— START —

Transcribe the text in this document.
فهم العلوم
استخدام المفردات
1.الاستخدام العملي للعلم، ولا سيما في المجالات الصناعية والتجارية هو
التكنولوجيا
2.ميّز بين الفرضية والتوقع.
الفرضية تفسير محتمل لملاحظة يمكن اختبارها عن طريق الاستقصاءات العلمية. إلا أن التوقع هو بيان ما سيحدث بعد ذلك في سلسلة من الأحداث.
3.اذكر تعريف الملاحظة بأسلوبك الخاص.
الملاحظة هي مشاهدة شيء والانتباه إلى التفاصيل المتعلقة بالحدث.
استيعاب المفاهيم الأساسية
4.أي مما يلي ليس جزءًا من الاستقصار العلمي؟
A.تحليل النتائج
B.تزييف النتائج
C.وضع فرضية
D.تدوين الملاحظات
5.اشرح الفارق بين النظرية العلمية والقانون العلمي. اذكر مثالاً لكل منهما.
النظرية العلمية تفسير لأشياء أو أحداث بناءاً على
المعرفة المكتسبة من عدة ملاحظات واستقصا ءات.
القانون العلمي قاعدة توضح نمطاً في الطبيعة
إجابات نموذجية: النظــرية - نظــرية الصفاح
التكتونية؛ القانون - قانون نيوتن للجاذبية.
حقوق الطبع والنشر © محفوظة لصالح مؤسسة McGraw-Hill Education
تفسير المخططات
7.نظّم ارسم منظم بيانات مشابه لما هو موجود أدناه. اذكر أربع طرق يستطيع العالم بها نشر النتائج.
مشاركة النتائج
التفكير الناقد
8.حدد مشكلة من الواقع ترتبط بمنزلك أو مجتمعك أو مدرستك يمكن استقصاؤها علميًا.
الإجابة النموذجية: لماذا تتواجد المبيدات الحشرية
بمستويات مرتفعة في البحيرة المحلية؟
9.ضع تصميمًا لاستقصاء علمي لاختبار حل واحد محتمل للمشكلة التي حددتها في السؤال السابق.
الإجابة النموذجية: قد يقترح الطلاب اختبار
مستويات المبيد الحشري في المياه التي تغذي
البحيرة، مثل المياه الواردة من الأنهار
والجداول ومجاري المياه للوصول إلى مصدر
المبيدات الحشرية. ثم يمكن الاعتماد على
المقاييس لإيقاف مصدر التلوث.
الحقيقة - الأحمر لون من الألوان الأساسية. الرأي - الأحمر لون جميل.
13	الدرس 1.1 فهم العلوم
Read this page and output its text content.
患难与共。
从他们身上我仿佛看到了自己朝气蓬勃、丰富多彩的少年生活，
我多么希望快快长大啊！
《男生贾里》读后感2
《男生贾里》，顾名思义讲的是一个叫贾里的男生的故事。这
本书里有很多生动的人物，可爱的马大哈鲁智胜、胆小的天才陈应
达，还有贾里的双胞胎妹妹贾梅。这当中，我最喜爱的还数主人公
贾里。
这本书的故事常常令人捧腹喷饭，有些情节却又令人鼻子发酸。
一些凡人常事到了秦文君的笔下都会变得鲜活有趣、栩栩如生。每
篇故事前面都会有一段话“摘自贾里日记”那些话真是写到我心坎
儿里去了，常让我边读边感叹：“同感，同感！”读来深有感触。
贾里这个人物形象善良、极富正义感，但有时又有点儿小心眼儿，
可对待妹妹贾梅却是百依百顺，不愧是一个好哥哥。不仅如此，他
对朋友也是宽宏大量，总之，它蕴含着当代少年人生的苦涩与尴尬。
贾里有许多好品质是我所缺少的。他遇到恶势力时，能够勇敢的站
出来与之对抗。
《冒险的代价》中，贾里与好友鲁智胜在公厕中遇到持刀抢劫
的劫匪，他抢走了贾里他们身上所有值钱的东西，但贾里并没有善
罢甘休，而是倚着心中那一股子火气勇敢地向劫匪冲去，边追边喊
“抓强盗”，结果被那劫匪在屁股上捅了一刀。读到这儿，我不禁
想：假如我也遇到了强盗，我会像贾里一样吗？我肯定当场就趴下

— END —

▸ WHAT IS ASKED
Retype every record above exactly as it appears.

▸ EXERCISE ANSWER
Transcribe the text in this document.
فهم العلوم
استخدام المفردات
1.الاستخدام العملي للعلم، ولا سيما في المجالات الصناعية والتجارية هو
التكنولوجيا
2.ميّز بين الفرضية والتوقع.
الفرضية تفسير محتمل لملاحظة يمكن اختبارها عن طريق الاستقصاءات العلمية. إلا أن التوقع هو بيان ما سيحدث بعد ذلك في سلسلة من الأحداث.
3.اذكر تعريف الملاحظة بأسلوبك الخاص.
الملاحظة هي مشاهدة شيء والانتباه إلى التفاصيل المتعلقة بالحدث.
استيعاب المفاهيم الأساسية
4.أي مما يلي ليس جزءًا من الاستقصار العلمي؟
A.تحليل النتائج
B.تزييف النتائج
C.وضع فرضية
D.تدوين الملاحظات
5.اشرح الفارق بين النظرية العلمية والقانون العلمي. اذكر مثالاً لكل منهما.
النظرية العلمية تفسير لأشياء أو أحداث بناءاً على
المعرفة المكتسبة من عدة ملاحظات واستقصا ءات.
القانون العلمي قاعدة توضح نمطاً في الطبيعة
إجابات نموذجية: النظــرية - نظــرية الصفاح
التكتونية؛ القانون - قانون نيوتن للجاذبية.
حقوق الطبع والنشر © محفوظة لصالح مؤسسة McGraw-Hill Education
تفسير المخططات
7.نظّم ارسم منظم بيانات مشابه لما هو موجود أدناه. اذكر أربع طرق يستطيع العالم بها نشر النتائج.
مشاركة النتائج
التفكير الناقد
8.حدد مشكلة من الواقع ترتبط بمنزلك أو مجتمعك أو مدرستك يمكن استقصاؤها علميًا.
الإجابة النموذجية: لماذا تتواجد المبيدات الحشرية
بمستويات مرتفعة في البحيرة المحلية؟
9.ضع تصميمًا لاستقصاء علمي لاختبار حل واحد محتمل للمشكلة التي حددتها في السؤال السابق.
الإجابة النموذجية: قد يقترح الطلاب اختبار
مستويات المبيد الحشري في المياه التي تغذي
البحيرة، مثل المياه الواردة من الأنهار
والجداول ومجاري المياه للوصول إلى مصدر
المبيدات الحشرية. ثم يمكن الاعتماد على
المقاييس لإيقاف مصدر التلوث.
الحقيقة - الأحمر لون من الألوان الأساسية. الرأي - الأحمر لون جميل.
13	الدرس 1.1 فهم العلوم
Read this page and output its text content.
患难与共。
从他们身上我仿佛看到了自己朝气蓬勃、丰富多彩的少年生活，
我多么希望快快长大啊！
《男生贾里》读后感2
《男生贾里》，顾名思义讲的是一个叫贾里的男生的故事。这
本书里有很多生动的人物，可爱的马大哈鲁智胜、胆小的天才陈应
达，还有贾里的双胞胎妹妹贾梅。这当中，我最喜爱的还数主人公
贾里。
这本书的故事常常令人捧腹喷饭，有些情节却又令人鼻子发酸。
一些凡人常事到了秦文君的笔下都会变得鲜活有趣、栩栩如生。每
篇故事前面都会有一段话“摘自贾里日记”那些话真是写到我心坎
儿里去了，常让我边读边感叹：“同感，同感！”读来深有感触。
贾里这个人物形象善良、极富正义感，但有时又有点儿小心眼儿，
可对待妹妹贾梅却是百依百顺，不愧是一个好哥哥。不仅如此，他
对朋友也是宽宏大量，总之，它蕴含着当代少年人生的苦涩与尴尬。
贾里有许多好品质是我所缺少的。他遇到恶势力时，能够勇敢的站
出来与之对抗。
《冒险的代价》中，贾里与好友鲁智胜在公厕中遇到持刀抢劫
的劫匪，他抢走了贾里他们身上所有值钱的东西，但贾里并没有善
罢甘休，而是倚着心中那一股子火气勇敢地向劫匪冲去，边追边喊
“抓强盗”，结果被那劫匪在屁股上捅了一刀。读到这儿，我不禁
想：假如我也遇到了强盗，我会像贾里一样吗？我肯定当场就趴下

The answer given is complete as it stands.